What this task involves: Go through the records and copy each line where the word "wolny" occurs.

Records supplied:
☆ ☆ ☆
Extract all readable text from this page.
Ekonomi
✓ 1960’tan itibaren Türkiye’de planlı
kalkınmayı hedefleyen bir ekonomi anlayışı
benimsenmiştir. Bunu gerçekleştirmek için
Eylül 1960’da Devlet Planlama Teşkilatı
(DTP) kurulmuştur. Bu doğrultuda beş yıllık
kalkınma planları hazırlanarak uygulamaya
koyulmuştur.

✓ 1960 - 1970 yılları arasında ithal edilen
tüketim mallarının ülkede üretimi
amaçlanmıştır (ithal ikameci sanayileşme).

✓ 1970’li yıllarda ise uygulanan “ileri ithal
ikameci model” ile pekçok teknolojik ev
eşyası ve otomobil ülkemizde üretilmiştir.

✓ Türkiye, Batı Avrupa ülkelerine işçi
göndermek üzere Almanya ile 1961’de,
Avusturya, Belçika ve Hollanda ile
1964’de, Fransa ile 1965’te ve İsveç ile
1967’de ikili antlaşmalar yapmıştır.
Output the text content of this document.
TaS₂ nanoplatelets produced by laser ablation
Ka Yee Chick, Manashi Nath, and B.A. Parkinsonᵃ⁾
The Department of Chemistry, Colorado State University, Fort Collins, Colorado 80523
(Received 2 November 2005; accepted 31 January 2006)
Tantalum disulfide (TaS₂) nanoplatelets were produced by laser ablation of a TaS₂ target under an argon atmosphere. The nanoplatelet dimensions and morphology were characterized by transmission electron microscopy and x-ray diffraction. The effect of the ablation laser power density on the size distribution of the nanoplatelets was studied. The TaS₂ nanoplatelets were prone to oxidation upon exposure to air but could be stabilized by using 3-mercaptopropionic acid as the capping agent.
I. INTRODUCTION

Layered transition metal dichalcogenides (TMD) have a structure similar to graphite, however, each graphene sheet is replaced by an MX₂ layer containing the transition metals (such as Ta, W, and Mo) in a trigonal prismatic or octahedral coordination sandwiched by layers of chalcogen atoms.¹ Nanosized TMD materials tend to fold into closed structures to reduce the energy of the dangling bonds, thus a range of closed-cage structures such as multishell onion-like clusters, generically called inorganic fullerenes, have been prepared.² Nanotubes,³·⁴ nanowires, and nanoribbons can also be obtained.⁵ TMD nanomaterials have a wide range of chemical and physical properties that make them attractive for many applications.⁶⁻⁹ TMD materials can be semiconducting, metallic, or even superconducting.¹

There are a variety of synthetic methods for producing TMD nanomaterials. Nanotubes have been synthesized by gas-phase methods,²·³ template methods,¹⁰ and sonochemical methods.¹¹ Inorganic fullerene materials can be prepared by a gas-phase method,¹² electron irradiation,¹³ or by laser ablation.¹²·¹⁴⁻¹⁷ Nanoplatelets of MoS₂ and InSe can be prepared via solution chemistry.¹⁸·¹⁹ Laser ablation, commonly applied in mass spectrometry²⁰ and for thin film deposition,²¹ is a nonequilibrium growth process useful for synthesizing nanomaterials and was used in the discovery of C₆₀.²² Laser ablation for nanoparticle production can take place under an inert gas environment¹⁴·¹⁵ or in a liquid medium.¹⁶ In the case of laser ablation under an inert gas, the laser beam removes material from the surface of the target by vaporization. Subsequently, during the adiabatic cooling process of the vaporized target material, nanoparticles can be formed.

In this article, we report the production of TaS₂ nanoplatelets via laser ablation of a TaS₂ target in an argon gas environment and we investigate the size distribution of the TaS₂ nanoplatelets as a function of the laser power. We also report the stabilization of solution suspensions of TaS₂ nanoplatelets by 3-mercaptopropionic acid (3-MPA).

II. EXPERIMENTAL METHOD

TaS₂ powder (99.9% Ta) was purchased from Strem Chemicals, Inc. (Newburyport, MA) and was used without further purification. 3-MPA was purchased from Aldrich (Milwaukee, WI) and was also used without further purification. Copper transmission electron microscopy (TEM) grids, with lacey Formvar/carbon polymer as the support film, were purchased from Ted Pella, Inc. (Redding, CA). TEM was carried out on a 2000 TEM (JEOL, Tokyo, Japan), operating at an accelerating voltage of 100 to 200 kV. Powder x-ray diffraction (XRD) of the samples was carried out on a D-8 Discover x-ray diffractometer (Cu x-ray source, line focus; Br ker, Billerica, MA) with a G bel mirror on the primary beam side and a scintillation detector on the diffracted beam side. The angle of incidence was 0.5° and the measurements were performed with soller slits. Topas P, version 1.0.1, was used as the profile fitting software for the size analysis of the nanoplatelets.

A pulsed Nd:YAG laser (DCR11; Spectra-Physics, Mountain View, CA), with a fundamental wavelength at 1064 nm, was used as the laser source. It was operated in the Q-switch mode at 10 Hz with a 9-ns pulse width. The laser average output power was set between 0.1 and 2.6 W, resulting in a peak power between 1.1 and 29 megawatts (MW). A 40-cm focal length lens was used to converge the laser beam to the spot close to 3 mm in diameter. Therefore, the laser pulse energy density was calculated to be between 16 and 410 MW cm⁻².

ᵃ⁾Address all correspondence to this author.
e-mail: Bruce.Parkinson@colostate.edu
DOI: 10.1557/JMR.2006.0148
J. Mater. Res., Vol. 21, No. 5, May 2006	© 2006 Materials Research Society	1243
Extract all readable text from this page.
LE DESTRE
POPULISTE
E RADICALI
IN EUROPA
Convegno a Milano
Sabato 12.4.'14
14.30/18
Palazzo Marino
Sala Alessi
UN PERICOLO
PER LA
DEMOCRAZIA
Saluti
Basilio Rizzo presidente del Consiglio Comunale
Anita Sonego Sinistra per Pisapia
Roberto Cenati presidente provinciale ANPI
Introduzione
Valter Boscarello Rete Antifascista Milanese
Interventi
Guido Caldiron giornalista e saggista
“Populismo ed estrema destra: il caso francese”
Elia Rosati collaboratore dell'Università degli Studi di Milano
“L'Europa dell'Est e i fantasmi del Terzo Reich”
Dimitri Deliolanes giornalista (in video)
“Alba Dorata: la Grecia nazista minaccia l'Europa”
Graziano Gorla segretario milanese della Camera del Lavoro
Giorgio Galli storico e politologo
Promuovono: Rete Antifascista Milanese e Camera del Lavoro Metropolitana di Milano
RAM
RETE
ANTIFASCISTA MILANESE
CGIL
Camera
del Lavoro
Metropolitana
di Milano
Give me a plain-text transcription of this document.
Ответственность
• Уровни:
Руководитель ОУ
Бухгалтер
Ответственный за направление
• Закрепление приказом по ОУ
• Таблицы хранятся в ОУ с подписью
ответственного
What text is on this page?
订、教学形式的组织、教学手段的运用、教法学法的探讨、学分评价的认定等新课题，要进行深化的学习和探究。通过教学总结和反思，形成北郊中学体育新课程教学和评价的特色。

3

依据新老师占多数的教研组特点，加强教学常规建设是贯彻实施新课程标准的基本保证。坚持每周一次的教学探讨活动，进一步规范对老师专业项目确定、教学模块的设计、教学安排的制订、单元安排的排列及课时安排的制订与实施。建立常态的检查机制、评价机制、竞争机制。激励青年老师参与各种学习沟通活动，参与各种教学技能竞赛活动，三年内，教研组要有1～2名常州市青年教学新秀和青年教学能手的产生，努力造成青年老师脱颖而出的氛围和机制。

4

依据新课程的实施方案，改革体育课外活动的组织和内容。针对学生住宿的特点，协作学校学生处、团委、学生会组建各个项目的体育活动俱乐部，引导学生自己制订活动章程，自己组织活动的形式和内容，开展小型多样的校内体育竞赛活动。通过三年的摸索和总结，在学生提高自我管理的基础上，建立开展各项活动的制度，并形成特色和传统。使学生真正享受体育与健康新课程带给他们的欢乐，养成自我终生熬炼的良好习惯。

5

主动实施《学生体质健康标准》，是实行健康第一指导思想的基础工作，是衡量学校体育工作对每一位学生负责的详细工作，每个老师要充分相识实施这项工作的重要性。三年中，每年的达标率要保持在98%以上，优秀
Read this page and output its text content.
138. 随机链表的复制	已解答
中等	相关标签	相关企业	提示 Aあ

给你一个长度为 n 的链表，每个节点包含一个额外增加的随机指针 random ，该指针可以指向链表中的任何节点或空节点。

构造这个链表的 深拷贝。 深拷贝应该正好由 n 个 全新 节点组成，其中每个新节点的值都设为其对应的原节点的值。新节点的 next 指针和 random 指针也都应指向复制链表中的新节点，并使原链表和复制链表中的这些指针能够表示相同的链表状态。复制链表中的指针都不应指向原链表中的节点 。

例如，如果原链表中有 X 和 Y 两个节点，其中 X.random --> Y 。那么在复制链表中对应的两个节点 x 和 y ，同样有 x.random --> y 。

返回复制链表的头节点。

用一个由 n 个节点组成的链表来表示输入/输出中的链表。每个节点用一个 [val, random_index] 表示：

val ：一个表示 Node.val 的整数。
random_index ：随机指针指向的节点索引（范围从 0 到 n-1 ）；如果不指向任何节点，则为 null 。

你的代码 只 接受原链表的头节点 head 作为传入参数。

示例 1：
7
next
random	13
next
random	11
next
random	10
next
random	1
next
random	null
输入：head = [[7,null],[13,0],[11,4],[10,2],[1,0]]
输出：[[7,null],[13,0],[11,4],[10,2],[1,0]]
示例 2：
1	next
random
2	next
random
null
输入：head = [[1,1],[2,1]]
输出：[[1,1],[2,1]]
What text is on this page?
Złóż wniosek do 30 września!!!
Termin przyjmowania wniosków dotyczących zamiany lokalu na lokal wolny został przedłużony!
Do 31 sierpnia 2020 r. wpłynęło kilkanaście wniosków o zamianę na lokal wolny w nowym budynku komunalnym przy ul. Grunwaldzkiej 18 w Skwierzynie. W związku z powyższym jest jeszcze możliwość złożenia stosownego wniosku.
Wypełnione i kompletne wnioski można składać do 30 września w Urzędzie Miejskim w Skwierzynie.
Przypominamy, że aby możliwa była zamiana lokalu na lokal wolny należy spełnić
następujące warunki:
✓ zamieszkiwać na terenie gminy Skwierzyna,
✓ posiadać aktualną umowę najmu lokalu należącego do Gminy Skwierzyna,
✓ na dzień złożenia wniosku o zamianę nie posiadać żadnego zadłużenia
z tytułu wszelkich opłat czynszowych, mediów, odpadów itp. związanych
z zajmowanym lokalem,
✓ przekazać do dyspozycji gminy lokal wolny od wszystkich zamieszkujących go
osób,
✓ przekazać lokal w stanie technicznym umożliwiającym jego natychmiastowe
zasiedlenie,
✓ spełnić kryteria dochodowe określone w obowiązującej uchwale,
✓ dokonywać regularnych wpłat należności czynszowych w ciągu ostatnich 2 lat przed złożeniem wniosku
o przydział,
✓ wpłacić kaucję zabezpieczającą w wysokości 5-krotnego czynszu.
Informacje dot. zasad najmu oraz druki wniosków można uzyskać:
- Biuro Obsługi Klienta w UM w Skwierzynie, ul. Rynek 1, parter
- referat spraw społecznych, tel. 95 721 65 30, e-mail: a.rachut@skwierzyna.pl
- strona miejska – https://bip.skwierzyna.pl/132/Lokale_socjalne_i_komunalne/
☆ ☆ ☆
Result:
Termin przyjmowania wniosków dotyczących zamiany lokalu na lokal wolny został przedłużony!
Do 31 sierpnia 2020 r. wpłynęło kilkanaście wniosków o zamianę na lokal wolny w nowym budynku komunalnym przy ul. Grunwaldzkiej 18 w Skwierzynie. W związku z powyższym jest jeszcze możliwość złożenia stosownego wniosku.
Przypominamy, że aby możliwa była zamiana lokalu na lokal wolny należy spełnić
✓ przekazać do dyspozycji gminy lokal wolny od wszystkich zamieszkujących go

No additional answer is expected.